— Start —

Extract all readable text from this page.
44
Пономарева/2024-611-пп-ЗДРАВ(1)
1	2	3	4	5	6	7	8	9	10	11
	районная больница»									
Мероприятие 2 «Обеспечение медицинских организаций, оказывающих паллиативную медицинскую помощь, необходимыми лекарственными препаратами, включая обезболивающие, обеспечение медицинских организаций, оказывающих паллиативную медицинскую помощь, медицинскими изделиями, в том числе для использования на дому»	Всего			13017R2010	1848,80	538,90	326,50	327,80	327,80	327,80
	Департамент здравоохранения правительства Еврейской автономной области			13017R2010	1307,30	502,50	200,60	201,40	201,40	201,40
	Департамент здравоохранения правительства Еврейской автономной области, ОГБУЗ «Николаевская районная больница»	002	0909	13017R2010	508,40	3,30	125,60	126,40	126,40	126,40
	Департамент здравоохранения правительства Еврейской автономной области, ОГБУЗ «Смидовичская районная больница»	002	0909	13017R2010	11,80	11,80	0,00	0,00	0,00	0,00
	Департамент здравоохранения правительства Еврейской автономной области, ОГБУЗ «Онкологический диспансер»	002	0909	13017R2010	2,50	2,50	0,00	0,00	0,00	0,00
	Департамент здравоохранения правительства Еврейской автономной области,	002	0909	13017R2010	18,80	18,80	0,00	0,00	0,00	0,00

— End —
— Start —

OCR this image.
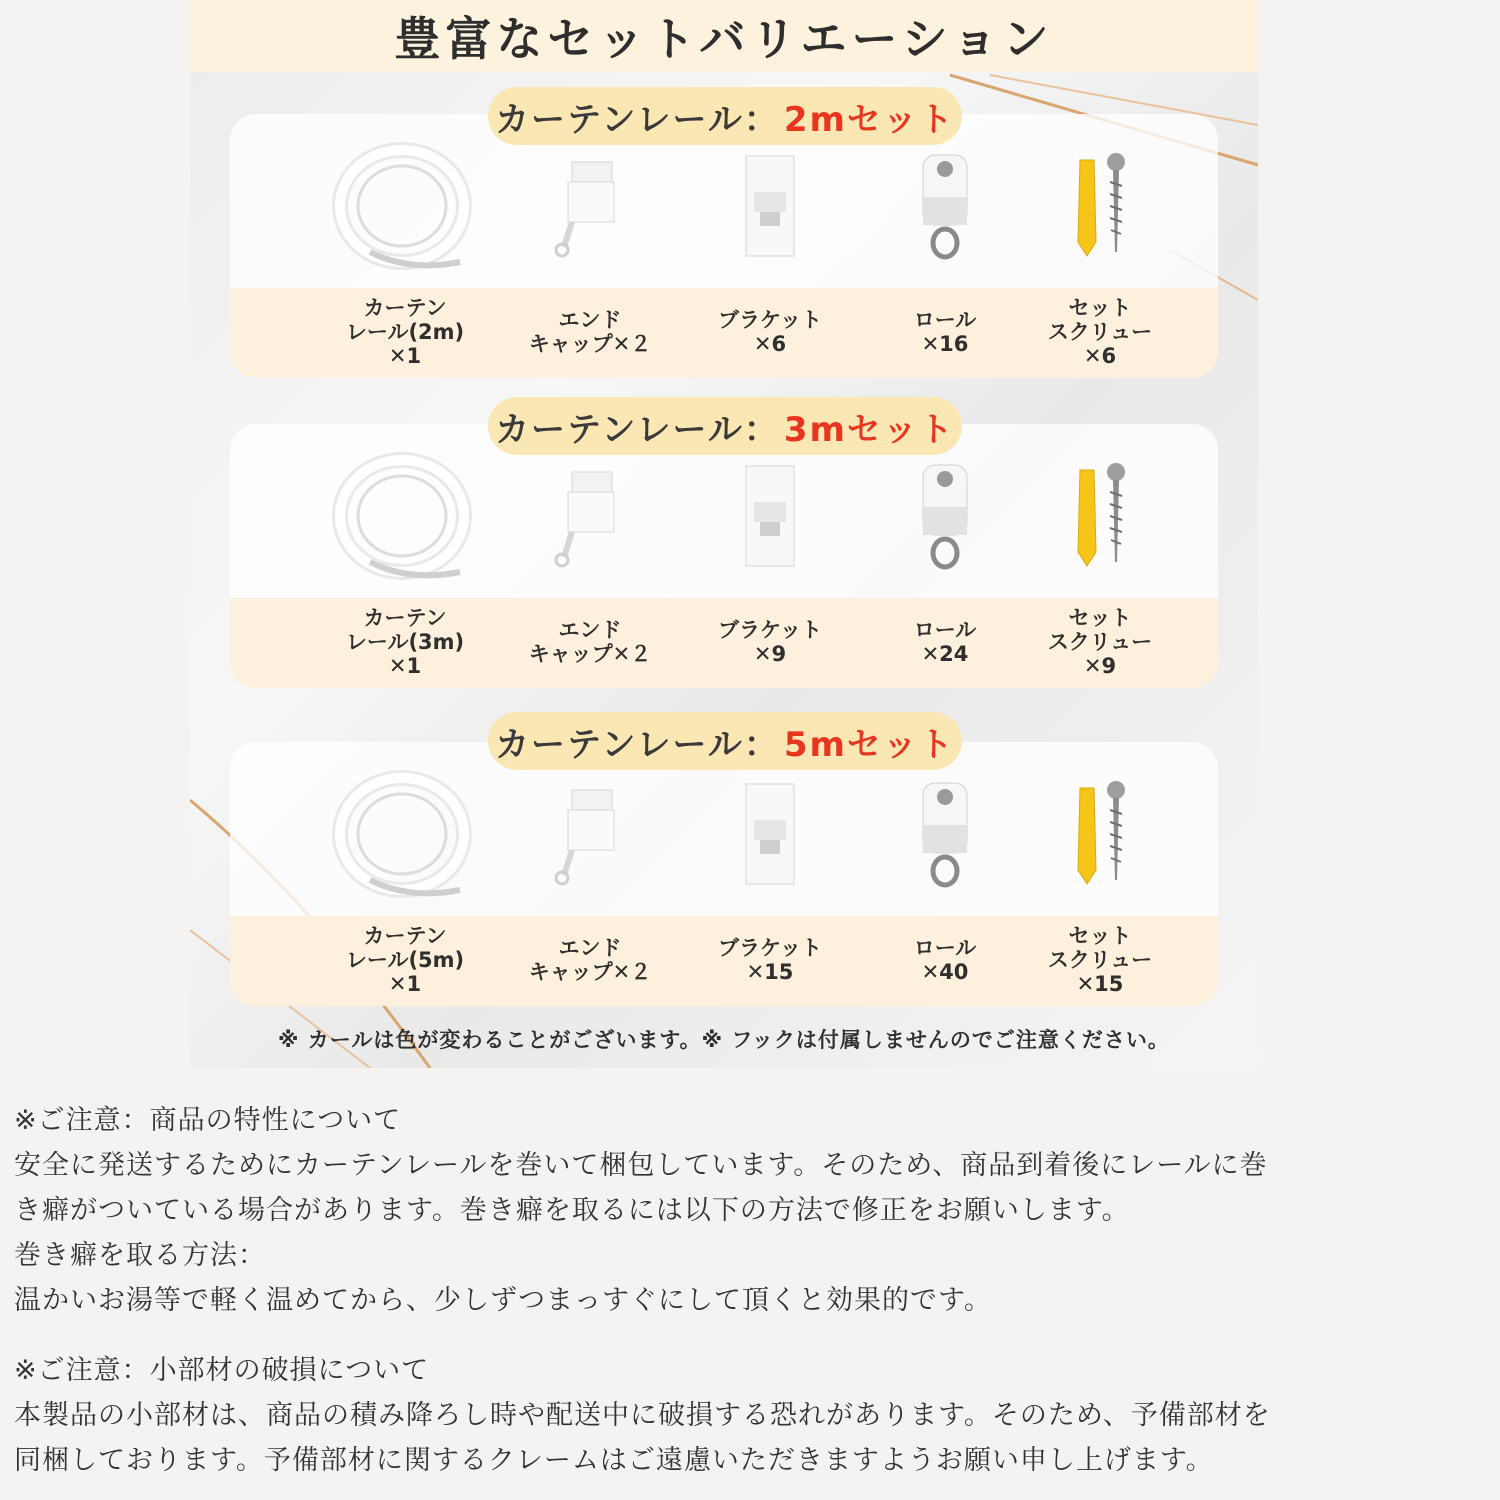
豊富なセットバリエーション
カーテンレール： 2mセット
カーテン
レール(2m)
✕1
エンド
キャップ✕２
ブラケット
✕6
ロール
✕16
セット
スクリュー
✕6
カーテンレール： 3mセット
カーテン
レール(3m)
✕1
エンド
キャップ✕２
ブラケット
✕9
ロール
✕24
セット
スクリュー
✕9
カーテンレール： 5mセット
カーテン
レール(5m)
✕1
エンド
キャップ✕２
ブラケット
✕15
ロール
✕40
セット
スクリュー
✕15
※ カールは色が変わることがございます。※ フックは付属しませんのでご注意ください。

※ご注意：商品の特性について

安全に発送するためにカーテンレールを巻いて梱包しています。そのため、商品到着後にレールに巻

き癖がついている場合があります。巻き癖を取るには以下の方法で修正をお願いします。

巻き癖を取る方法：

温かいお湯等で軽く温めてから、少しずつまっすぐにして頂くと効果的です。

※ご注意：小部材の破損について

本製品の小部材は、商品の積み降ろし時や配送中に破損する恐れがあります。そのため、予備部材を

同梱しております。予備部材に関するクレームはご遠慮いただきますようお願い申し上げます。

— End —
— Start —

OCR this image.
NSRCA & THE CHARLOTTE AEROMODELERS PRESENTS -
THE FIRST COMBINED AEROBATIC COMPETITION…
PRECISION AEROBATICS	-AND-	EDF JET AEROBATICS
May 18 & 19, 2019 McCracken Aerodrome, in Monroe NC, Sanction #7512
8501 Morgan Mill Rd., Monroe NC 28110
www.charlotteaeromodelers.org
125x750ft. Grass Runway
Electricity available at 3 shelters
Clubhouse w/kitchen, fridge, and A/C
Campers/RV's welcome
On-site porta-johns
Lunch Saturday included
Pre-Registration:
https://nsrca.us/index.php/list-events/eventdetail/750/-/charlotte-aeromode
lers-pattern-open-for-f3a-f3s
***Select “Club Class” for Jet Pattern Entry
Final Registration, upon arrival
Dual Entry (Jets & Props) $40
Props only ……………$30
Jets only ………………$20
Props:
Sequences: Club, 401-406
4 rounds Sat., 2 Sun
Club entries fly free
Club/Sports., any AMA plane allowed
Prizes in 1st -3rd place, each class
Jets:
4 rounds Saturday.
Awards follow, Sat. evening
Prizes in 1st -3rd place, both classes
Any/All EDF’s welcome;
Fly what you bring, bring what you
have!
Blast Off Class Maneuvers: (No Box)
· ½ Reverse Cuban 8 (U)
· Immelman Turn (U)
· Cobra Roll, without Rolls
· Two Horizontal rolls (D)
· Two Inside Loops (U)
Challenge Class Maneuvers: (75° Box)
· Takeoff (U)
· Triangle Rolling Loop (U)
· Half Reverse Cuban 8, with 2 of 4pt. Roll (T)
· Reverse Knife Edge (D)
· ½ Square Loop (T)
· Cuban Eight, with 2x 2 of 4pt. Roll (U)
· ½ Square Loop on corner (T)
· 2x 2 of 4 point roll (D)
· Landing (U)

— End —

- _TO BE DONE_:
List each line holding the string "Props".

- _THE ANSWER_:
Dual Entry (Jets & Props) $40
Props only ……………$30
Props:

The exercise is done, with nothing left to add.